Challenge - Without skipping anything, write out each record below exactly.

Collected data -
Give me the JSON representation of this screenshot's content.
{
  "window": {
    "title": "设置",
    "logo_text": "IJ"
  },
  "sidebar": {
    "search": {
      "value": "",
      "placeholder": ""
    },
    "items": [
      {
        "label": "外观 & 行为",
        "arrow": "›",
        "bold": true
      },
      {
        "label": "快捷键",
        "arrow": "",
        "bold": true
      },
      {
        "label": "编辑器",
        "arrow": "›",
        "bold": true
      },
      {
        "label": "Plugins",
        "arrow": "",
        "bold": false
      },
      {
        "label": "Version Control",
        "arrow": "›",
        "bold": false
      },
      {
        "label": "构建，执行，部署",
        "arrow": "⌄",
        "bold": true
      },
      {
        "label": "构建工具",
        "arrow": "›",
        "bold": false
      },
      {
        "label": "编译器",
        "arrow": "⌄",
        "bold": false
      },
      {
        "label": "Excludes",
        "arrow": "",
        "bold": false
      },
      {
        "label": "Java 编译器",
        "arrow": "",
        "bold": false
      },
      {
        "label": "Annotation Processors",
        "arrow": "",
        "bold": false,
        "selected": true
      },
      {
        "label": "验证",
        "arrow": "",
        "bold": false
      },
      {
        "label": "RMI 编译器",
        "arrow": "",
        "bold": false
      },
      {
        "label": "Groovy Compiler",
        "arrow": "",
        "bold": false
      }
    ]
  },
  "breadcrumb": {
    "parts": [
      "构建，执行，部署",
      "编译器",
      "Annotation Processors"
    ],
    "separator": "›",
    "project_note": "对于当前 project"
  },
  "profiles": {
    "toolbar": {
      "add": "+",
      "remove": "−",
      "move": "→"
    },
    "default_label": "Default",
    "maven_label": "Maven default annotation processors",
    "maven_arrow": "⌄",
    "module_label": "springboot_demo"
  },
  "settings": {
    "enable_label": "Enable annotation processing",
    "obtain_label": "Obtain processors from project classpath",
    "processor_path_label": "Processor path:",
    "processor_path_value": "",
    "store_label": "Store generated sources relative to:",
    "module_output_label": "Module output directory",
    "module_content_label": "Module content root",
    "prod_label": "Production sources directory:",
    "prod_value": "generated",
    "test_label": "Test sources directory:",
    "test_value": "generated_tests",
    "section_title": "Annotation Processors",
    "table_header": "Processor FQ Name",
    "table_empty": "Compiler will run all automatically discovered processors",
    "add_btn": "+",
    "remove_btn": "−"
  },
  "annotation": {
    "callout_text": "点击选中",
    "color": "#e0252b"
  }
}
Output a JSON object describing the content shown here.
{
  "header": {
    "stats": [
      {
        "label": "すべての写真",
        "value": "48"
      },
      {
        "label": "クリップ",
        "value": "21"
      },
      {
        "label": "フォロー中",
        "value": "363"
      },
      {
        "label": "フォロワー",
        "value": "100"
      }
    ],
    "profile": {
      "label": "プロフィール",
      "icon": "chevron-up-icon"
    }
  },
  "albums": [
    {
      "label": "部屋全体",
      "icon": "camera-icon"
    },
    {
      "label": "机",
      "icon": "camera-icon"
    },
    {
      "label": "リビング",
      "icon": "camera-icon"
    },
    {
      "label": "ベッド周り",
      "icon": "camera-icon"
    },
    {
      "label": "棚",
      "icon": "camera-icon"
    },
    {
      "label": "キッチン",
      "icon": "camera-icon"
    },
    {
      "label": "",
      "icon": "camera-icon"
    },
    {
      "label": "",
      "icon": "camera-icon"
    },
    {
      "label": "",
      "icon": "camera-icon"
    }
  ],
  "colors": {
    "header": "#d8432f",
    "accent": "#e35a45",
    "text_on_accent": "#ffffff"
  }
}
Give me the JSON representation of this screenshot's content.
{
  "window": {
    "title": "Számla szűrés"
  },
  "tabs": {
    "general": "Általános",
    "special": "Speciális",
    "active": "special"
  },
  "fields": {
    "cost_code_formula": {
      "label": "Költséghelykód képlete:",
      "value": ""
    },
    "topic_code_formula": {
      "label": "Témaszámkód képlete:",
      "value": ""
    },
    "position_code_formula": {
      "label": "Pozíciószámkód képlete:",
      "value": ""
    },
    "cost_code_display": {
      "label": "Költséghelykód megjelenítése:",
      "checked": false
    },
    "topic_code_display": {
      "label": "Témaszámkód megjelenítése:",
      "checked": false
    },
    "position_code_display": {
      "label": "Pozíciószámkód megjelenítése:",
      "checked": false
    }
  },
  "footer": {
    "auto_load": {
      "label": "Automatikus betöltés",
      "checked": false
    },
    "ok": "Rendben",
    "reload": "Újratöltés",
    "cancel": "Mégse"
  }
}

Exercise answer -
Give me the JSON representation of this screenshot's content.
{
  "window": {
    "title": "设置",
    "logo_text": "IJ"
  },
  "sidebar": {
    "search": {
      "value": "",
      "placeholder": ""
    },
    "items": [
      {
        "label": "外观 & 行为",
        "arrow": "›",
        "bold": true
      },
      {
        "label": "快捷键",
        "arrow": "",
        "bold": true
      },
      {
        "label": "编辑器",
        "arrow": "›",
        "bold": true
      },
      {
        "label": "Plugins",
        "arrow": "",
        "bold": false
      },
      {
        "label": "Version Control",
        "arrow": "›",
        "bold": false
      },
      {
        "label": "构建，执行，部署",
        "arrow": "⌄",
        "bold": true
      },
      {
        "label": "构建工具",
        "arrow": "›",
        "bold": false
      },
      {
        "label": "编译器",
        "arrow": "⌄",
        "bold": false
      },
      {
        "label": "Excludes",
        "arrow": "",
        "bold": false
      },
      {
        "label": "Java 编译器",
        "arrow": "",
        "bold": false
      },
      {
        "label": "Annotation Processors",
        "arrow": "",
        "bold": false,
        "selected": true
      },
      {
        "label": "验证",
        "arrow": "",
        "bold": false
      },
      {
        "label": "RMI 编译器",
        "arrow": "",
        "bold": false
      },
      {
        "label": "Groovy Compiler",
        "arrow": "",
        "bold": false
      }
    ]
  },
  "breadcrumb": {
    "parts": [
      "构建，执行，部署",
      "编译器",
      "Annotation Processors"
    ],
    "separator": "›",
    "project_note": "对于当前 project"
  },
  "profiles": {
    "toolbar": {
      "add": "+",
      "remove": "−",
      "move": "→"
    },
    "default_label": "Default",
    "maven_label": "Maven default annotation processors",
    "maven_arrow": "⌄",
    "module_label": "springboot_demo"
  },
  "settings": {
    "enable_label": "Enable annotation processing",
    "obtain_label": "Obtain processors from project classpath",
    "processor_path_label": "Processor path:",
    "processor_path_value": "",
    "store_label": "Store generated sources relative to:",
    "module_output_label": "Module output directory",
    "module_content_label": "Module content root",
    "prod_label": "Production sources directory:",
    "prod_value": "generated",
    "test_label": "Test sources directory:",
    "test_value": "generated_tests",
    "section_title": "Annotation Processors",
    "table_header": "Processor FQ Name",
    "table_empty": "Compiler will run all automatically discovered processors",
    "add_btn": "+",
    "remove_btn": "−"
  },
  "annotation": {
    "callout_text": "点击选中",
    "color": "#e0252b"
  }
}
Output a JSON object describing the content shown here.
{
  "header": {
    "stats": [
      {
        "label": "すべての写真",
        "value": "48"
      },
      {
        "label": "クリップ",
        "value": "21"
      },
      {
        "label": "フォロー中",
        "value": "363"
      },
      {
        "label": "フォロワー",
        "value": "100"
      }
    ],
    "profile": {
      "label": "プロフィール",
      "icon": "chevron-up-icon"
    }
  },
  "albums": [
    {
      "label": "部屋全体",
      "icon": "camera-icon"
    },
    {
      "label": "机",
      "icon": "camera-icon"
    },
    {
      "label": "リビング",
      "icon": "camera-icon"
    },
    {
      "label": "ベッド周り",
      "icon": "camera-icon"
    },
    {
      "label": "棚",
      "icon": "camera-icon"
    },
    {
      "label": "キッチン",
      "icon": "camera-icon"
    },
    {
      "label": "",
      "icon": "camera-icon"
    },
    {
      "label": "",
      "icon": "camera-icon"
    },
    {
      "label": "",
      "icon": "camera-icon"
    }
  ],
  "colors": {
    "header": "#d8432f",
    "accent": "#e35a45",
    "text_on_accent": "#ffffff"
  }
}
Give me the JSON representation of this screenshot's content.
{
  "window": {
    "title": "Számla szűrés"
  },
  "tabs": {
    "general": "Általános",
    "special": "Speciális",
    "active": "special"
  },
  "fields": {
    "cost_code_formula": {
      "label": "Költséghelykód képlete:",
      "value": ""
    },
    "topic_code_formula": {
      "label": "Témaszámkód képlete:",
      "value": ""
    },
    "position_code_formula": {
      "label": "Pozíciószámkód képlete:",
      "value": ""
    },
    "cost_code_display": {
      "label": "Költséghelykód megjelenítése:",
      "checked": false
    },
    "topic_code_display": {
      "label": "Témaszámkód megjelenítése:",
      "checked": false
    },
    "position_code_display": {
      "label": "Pozíciószámkód megjelenítése:",
      "checked": false
    }
  },
  "footer": {
    "auto_load": {
      "label": "Automatikus betöltés",
      "checked": false
    },
    "ok": "Rendben",
    "reload": "Újratöltés",
    "cancel": "Mégse"
  }
}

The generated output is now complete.